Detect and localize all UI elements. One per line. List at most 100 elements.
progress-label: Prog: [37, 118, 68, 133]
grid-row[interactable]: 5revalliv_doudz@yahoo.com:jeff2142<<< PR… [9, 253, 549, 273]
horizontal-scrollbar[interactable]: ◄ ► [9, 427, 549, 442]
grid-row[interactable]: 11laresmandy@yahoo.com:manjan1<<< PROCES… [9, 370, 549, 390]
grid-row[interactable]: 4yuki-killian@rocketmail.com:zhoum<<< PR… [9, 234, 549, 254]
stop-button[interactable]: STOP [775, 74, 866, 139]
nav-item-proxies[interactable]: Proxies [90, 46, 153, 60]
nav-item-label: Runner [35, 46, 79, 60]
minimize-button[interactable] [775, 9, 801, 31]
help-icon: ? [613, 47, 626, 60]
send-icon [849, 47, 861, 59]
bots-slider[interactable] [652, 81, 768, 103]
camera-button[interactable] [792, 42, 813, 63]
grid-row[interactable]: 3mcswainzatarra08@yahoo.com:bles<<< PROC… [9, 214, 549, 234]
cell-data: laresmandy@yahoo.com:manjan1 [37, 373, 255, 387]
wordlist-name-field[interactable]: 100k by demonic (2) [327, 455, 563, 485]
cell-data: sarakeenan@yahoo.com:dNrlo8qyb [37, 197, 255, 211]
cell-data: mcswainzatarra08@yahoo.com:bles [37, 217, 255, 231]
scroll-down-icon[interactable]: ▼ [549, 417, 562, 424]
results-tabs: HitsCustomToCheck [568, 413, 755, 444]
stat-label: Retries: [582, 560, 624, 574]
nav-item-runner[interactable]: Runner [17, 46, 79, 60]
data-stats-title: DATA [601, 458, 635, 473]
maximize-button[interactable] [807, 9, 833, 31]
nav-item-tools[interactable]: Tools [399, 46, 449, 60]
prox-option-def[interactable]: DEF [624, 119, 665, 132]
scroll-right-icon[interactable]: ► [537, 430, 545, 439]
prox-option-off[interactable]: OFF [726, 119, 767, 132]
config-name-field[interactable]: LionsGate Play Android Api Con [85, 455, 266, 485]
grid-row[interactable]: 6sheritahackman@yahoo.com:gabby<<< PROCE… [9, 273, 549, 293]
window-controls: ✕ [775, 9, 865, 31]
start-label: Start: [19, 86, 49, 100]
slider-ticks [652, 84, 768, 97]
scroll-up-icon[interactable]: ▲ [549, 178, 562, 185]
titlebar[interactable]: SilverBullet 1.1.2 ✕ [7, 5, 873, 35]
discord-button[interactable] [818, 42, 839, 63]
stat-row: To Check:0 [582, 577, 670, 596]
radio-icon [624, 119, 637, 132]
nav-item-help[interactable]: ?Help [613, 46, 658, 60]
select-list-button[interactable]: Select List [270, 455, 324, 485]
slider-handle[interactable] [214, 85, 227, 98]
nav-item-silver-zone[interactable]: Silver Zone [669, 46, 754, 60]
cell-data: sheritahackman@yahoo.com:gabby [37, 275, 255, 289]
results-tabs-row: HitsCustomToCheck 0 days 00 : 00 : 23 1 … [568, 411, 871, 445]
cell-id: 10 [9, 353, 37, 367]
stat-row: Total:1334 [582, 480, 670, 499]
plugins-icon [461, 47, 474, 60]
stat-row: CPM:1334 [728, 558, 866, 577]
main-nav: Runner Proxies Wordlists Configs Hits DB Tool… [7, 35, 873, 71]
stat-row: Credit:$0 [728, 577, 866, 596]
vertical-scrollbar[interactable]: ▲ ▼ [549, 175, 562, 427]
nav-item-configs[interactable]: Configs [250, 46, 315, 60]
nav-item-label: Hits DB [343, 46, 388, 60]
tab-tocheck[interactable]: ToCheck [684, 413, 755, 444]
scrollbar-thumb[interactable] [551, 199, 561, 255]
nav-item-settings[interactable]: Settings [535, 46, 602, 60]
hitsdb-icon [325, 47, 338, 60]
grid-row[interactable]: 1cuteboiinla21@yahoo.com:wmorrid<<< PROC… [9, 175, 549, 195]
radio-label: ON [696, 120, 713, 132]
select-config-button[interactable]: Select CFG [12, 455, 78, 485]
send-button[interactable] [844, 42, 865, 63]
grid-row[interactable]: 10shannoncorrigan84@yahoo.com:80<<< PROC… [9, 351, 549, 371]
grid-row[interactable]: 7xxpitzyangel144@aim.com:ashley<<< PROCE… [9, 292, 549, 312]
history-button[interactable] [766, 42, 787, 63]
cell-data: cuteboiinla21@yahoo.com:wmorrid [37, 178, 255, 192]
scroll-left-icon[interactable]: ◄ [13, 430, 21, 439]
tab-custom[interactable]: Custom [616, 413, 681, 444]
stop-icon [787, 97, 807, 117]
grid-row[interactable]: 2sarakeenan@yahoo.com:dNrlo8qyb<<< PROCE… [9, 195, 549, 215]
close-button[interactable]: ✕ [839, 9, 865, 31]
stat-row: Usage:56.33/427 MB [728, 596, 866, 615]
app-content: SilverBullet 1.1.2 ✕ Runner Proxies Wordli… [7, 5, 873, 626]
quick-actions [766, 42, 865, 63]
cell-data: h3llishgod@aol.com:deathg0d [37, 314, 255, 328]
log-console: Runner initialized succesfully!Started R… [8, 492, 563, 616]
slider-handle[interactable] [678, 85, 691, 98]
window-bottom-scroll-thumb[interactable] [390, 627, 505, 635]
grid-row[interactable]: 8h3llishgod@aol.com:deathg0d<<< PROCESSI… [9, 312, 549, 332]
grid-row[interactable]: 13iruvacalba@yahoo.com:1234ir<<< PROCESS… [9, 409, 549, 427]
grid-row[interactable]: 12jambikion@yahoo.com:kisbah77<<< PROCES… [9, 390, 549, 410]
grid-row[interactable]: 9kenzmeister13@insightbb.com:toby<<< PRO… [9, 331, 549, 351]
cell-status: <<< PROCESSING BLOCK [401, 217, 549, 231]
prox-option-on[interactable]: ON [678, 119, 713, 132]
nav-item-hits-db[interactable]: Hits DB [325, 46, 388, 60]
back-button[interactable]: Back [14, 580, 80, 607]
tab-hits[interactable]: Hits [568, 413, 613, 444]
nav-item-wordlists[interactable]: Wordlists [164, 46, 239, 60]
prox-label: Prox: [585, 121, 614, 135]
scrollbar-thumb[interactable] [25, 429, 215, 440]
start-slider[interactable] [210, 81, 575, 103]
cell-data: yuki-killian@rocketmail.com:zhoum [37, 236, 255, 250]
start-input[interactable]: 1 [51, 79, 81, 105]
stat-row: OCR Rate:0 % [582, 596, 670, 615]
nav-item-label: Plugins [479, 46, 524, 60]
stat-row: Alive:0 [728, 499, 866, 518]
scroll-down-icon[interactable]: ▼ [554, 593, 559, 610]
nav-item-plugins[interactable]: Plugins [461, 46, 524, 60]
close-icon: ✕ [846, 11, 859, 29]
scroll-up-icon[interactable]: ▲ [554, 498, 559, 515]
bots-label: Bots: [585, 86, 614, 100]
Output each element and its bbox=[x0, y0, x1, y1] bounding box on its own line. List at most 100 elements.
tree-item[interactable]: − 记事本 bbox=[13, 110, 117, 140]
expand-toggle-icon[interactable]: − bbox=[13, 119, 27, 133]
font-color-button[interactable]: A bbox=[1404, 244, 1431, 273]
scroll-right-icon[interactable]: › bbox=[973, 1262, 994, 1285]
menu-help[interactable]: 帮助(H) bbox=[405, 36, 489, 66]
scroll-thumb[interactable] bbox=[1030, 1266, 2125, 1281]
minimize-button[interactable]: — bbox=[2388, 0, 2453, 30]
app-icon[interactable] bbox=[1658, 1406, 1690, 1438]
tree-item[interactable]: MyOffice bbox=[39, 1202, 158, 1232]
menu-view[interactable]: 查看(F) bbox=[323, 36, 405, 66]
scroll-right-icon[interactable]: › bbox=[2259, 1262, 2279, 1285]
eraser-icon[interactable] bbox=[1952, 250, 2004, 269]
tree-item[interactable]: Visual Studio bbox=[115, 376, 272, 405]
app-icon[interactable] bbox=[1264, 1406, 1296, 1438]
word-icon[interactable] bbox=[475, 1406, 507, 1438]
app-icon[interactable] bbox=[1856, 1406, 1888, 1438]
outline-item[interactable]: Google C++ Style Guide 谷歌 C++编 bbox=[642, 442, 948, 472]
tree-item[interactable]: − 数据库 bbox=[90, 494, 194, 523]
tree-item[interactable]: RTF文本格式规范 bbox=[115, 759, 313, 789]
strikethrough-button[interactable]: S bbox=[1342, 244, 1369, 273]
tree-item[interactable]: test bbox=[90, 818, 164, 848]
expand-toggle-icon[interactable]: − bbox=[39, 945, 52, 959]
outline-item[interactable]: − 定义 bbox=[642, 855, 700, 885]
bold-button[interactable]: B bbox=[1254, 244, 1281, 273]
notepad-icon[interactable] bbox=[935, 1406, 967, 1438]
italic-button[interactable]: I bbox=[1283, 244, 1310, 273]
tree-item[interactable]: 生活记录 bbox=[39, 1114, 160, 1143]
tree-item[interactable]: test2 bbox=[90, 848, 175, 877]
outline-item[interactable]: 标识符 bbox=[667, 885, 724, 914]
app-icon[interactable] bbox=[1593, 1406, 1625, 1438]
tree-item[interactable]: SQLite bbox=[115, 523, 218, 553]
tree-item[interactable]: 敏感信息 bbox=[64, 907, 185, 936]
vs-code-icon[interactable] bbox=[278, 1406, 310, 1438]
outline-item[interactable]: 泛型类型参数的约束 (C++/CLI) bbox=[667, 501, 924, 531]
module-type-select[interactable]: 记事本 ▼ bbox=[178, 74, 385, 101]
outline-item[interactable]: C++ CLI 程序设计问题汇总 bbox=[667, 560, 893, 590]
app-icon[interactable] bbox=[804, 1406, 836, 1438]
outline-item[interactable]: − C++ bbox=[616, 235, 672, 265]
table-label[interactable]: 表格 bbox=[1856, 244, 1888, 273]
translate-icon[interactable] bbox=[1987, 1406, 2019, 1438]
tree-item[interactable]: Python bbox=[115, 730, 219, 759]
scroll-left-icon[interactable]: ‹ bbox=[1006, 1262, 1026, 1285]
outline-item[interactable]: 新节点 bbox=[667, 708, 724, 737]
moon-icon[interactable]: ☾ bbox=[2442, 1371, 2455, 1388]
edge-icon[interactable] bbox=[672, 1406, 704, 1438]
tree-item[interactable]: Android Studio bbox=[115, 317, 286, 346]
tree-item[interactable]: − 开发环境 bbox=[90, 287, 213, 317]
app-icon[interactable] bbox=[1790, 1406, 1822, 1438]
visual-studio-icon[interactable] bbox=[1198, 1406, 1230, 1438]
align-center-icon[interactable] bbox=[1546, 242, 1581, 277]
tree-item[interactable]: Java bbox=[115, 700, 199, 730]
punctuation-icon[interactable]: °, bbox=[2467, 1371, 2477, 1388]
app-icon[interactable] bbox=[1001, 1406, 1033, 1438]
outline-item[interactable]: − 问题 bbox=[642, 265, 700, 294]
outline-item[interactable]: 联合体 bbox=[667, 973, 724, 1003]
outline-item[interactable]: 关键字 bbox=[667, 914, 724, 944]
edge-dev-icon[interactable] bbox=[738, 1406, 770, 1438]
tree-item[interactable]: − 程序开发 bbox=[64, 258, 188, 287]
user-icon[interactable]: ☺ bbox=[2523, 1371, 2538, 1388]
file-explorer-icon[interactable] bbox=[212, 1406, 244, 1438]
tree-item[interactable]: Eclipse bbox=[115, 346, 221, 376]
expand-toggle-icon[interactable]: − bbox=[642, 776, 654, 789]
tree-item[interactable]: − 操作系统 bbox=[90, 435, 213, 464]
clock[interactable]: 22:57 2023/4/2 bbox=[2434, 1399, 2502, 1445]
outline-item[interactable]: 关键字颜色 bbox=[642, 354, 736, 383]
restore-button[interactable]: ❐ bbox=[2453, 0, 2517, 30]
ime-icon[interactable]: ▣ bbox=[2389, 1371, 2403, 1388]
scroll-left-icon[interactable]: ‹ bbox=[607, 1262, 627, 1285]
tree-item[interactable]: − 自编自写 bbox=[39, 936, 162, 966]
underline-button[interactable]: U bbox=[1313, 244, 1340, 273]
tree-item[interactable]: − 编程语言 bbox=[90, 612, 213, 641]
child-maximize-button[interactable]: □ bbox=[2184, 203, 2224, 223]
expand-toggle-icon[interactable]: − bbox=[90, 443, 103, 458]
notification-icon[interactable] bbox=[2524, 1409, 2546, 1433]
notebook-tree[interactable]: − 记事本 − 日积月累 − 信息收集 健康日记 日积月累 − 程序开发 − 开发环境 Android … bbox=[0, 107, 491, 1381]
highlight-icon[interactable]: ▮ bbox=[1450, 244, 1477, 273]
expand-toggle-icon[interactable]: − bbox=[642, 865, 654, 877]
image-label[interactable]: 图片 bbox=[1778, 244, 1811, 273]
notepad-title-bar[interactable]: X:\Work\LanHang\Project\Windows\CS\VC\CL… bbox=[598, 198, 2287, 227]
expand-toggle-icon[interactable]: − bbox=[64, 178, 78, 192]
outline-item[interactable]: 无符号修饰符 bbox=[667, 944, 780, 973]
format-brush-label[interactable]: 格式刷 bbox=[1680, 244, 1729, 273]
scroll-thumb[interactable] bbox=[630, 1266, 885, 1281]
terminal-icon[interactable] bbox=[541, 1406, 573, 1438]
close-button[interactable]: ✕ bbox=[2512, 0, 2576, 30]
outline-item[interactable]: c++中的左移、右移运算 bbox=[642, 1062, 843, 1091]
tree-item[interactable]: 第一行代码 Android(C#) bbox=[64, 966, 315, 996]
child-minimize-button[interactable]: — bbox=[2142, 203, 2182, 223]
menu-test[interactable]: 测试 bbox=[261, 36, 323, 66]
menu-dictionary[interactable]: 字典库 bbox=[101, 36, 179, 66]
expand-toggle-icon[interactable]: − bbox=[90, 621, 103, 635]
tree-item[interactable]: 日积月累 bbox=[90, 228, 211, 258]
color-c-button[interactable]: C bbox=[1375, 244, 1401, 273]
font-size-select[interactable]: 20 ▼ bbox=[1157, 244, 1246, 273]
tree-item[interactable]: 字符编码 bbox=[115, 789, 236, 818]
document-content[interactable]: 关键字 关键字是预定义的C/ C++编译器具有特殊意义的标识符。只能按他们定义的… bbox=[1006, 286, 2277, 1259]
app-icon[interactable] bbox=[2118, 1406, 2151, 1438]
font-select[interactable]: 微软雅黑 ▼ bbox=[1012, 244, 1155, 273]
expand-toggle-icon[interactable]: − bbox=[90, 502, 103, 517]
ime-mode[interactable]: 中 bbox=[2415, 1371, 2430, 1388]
# # # #
> THE PROBLEM: Can you rewrite the items from the very first line through the line with "horizontal-scrollbar[interactable]: ◄ ►", both included, putting "components" in place of "elements" and leaving everything else as it is?

> RESULT FOR THIS EXERCISE:
Detect and localize all UI components. One per line. List at most 100 components.
progress-label: Prog: [37, 118, 68, 133]
grid-row[interactable]: 5revalliv_doudz@yahoo.com:jeff2142<<< PR… [9, 253, 549, 273]
horizontal-scrollbar[interactable]: ◄ ► [9, 427, 549, 442]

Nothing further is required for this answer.